Leave out any pictures and transcribe all other data below exactly.

------ Dataset records

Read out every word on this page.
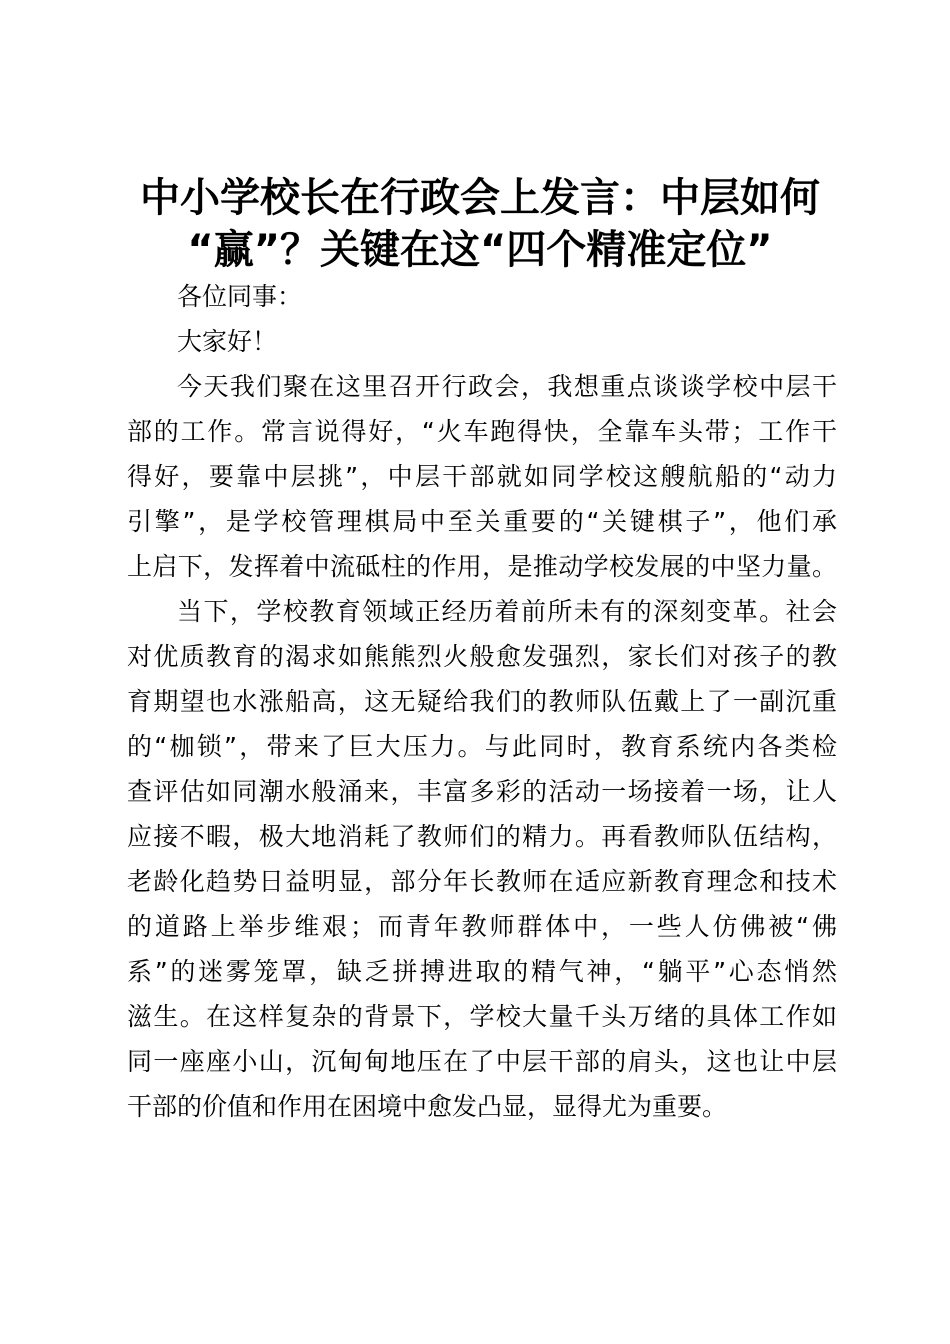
中小学校长在行政会上发言：中层如何
“赢”？关键在这“四个精准定位”

各位同事：

大家好！

今天我们聚在这里召开行政会，我想重点谈谈学校中层干

部的工作。常言说得好，“火车跑得快，全靠车头带；工作干

得好，要靠中层挑”，中层干部就如同学校这艘航船的“动力

引擎”，是学校管理棋局中至关重要的“关键棋子”，他们承

上启下，发挥着中流砥柱的作用，是推动学校发展的中坚力量。

当下，学校教育领域正经历着前所未有的深刻变革。社会

对优质教育的渴求如熊熊烈火般愈发强烈，家长们对孩子的教

育期望也水涨船高，这无疑给我们的教师队伍戴上了一副沉重

的“枷锁”，带来了巨大压力。与此同时，教育系统内各类检

查评估如同潮水般涌来，丰富多彩的活动一场接着一场，让人

应接不暇，极大地消耗了教师们的精力。再看教师队伍结构，

老龄化趋势日益明显，部分年长教师在适应新教育理念和技术

的道路上举步维艰；而青年教师群体中，一些人仿佛被“佛

系”的迷雾笼罩，缺乏拼搏进取的精气神，“躺平”心态悄然

滋生。在这样复杂的背景下，学校大量千头万绪的具体工作如

同一座座小山，沉甸甸地压在了中层干部的肩头，这也让中层

干部的价值和作用在困境中愈发凸显，显得尤为重要。
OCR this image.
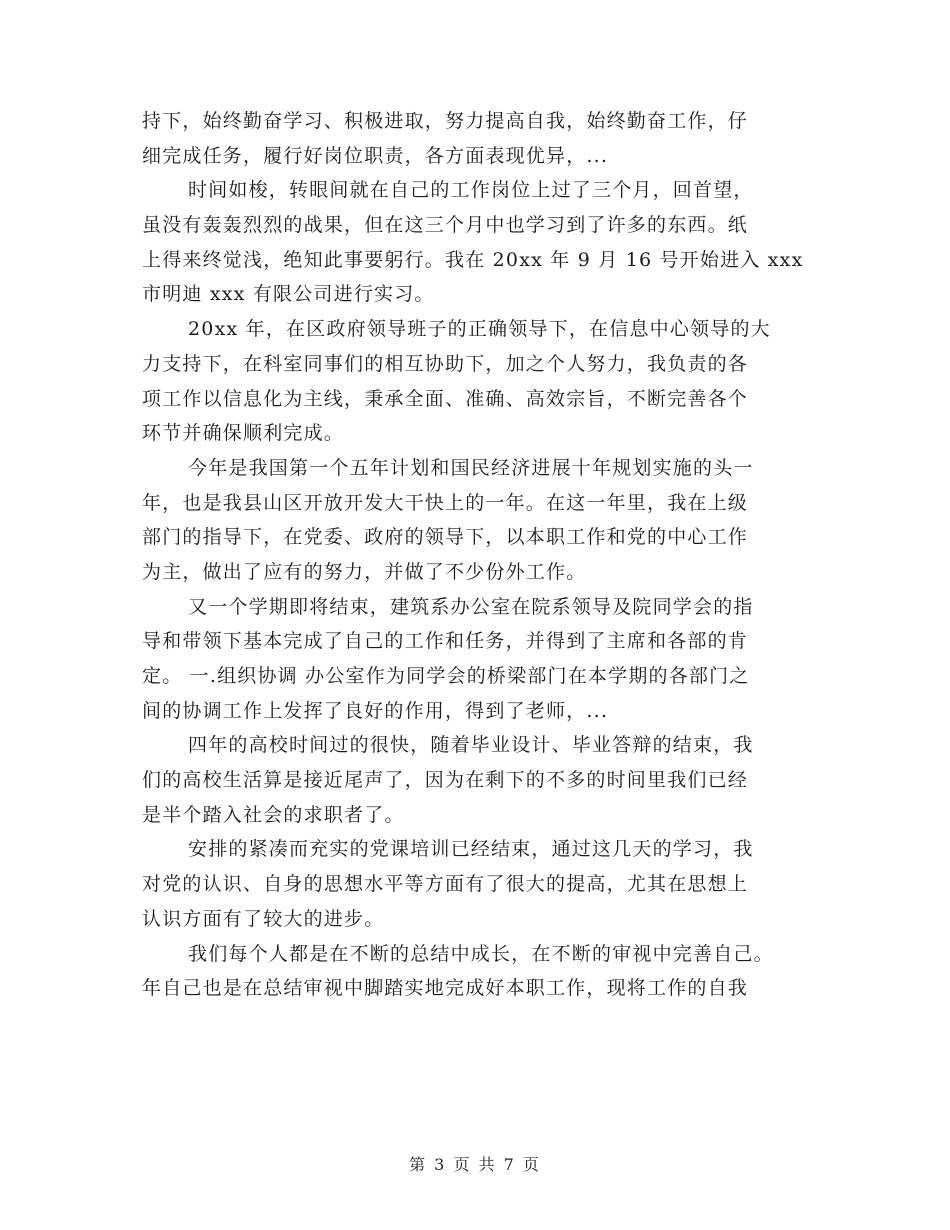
持下，始终勤奋学习、积极进取，努力提高自我，始终勤奋工作，仔
细完成任务，履行好岗位职责，各方面表现优异，...
时间如梭，转眼间就在自己的工作岗位上过了三个月，回首望，
虽没有轰轰烈烈的战果，但在这三个月中也学习到了许多的东西。纸
上得来终觉浅，绝知此事要躬行。我在 20xx 年 9 月 16 号开始进入 xxx
市明迪 xxx 有限公司进行实习。
20xx 年，在区政府领导班子的正确领导下，在信息中心领导的大
力支持下，在科室同事们的相互协助下，加之个人努力，我负责的各
项工作以信息化为主线，秉承全面、准确、高效宗旨，不断完善各个
环节并确保顺利完成。
今年是我国第一个五年计划和国民经济进展十年规划实施的头一
年，也是我县山区开放开发大干快上的一年。在这一年里，我在上级
部门的指导下，在党委、政府的领导下，以本职工作和党的中心工作
为主，做出了应有的努力，并做了不少份外工作。
又一个学期即将结束，建筑系办公室在院系领导及院同学会的指
导和带领下基本完成了自己的工作和任务，并得到了主席和各部的肯
定。 一.组织协调 办公室作为同学会的桥梁部门在本学期的各部门之
间的协调工作上发挥了良好的作用，得到了老师，...
四年的高校时间过的很快，随着毕业设计、毕业答辩的结束，我
们的高校生活算是接近尾声了，因为在剩下的不多的时间里我们已经
是半个踏入社会的求职者了。
安排的紧凑而充实的党课培训已经结束，通过这几天的学习，我
对党的认识、自身的思想水平等方面有了很大的提高，尤其在思想上
认识方面有了较大的进步。
我们每个人都是在不断的总结中成长，在不断的审视中完善自己。
年自己也是在总结审视中脚踏实地完成好本职工作，现将工作的自我
第 3 页 共 7 页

------------

The answer:
Read out every word on this page.
中小学校长在行政会上发言：中层如何
“赢”？关键在这“四个精准定位”

各位同事：

大家好！

今天我们聚在这里召开行政会，我想重点谈谈学校中层干

部的工作。常言说得好，“火车跑得快，全靠车头带；工作干

得好，要靠中层挑”，中层干部就如同学校这艘航船的“动力

引擎”，是学校管理棋局中至关重要的“关键棋子”，他们承

上启下，发挥着中流砥柱的作用，是推动学校发展的中坚力量。

当下，学校教育领域正经历着前所未有的深刻变革。社会

对优质教育的渴求如熊熊烈火般愈发强烈，家长们对孩子的教

育期望也水涨船高，这无疑给我们的教师队伍戴上了一副沉重

的“枷锁”，带来了巨大压力。与此同时，教育系统内各类检

查评估如同潮水般涌来，丰富多彩的活动一场接着一场，让人

应接不暇，极大地消耗了教师们的精力。再看教师队伍结构，

老龄化趋势日益明显，部分年长教师在适应新教育理念和技术

的道路上举步维艰；而青年教师群体中，一些人仿佛被“佛

系”的迷雾笼罩，缺乏拼搏进取的精气神，“躺平”心态悄然

滋生。在这样复杂的背景下，学校大量千头万绪的具体工作如

同一座座小山，沉甸甸地压在了中层干部的肩头，这也让中层

干部的价值和作用在困境中愈发凸显，显得尤为重要。
OCR this image.
持下，始终勤奋学习、积极进取，努力提高自我，始终勤奋工作，仔
细完成任务，履行好岗位职责，各方面表现优异，...
时间如梭，转眼间就在自己的工作岗位上过了三个月，回首望，
虽没有轰轰烈烈的战果，但在这三个月中也学习到了许多的东西。纸
上得来终觉浅，绝知此事要躬行。我在 20xx 年 9 月 16 号开始进入 xxx
市明迪 xxx 有限公司进行实习。
20xx 年，在区政府领导班子的正确领导下，在信息中心领导的大
力支持下，在科室同事们的相互协助下，加之个人努力，我负责的各
项工作以信息化为主线，秉承全面、准确、高效宗旨，不断完善各个
环节并确保顺利完成。
今年是我国第一个五年计划和国民经济进展十年规划实施的头一
年，也是我县山区开放开发大干快上的一年。在这一年里，我在上级
部门的指导下，在党委、政府的领导下，以本职工作和党的中心工作
为主，做出了应有的努力，并做了不少份外工作。
又一个学期即将结束，建筑系办公室在院系领导及院同学会的指
导和带领下基本完成了自己的工作和任务，并得到了主席和各部的肯
定。 一.组织协调 办公室作为同学会的桥梁部门在本学期的各部门之
间的协调工作上发挥了良好的作用，得到了老师，...
四年的高校时间过的很快，随着毕业设计、毕业答辩的结束，我
们的高校生活算是接近尾声了，因为在剩下的不多的时间里我们已经
是半个踏入社会的求职者了。
安排的紧凑而充实的党课培训已经结束，通过这几天的学习，我
对党的认识、自身的思想水平等方面有了很大的提高，尤其在思想上
认识方面有了较大的进步。
我们每个人都是在不断的总结中成长，在不断的审视中完善自己。
年自己也是在总结审视中脚踏实地完成好本职工作，现将工作的自我
第 3 页 共 7 页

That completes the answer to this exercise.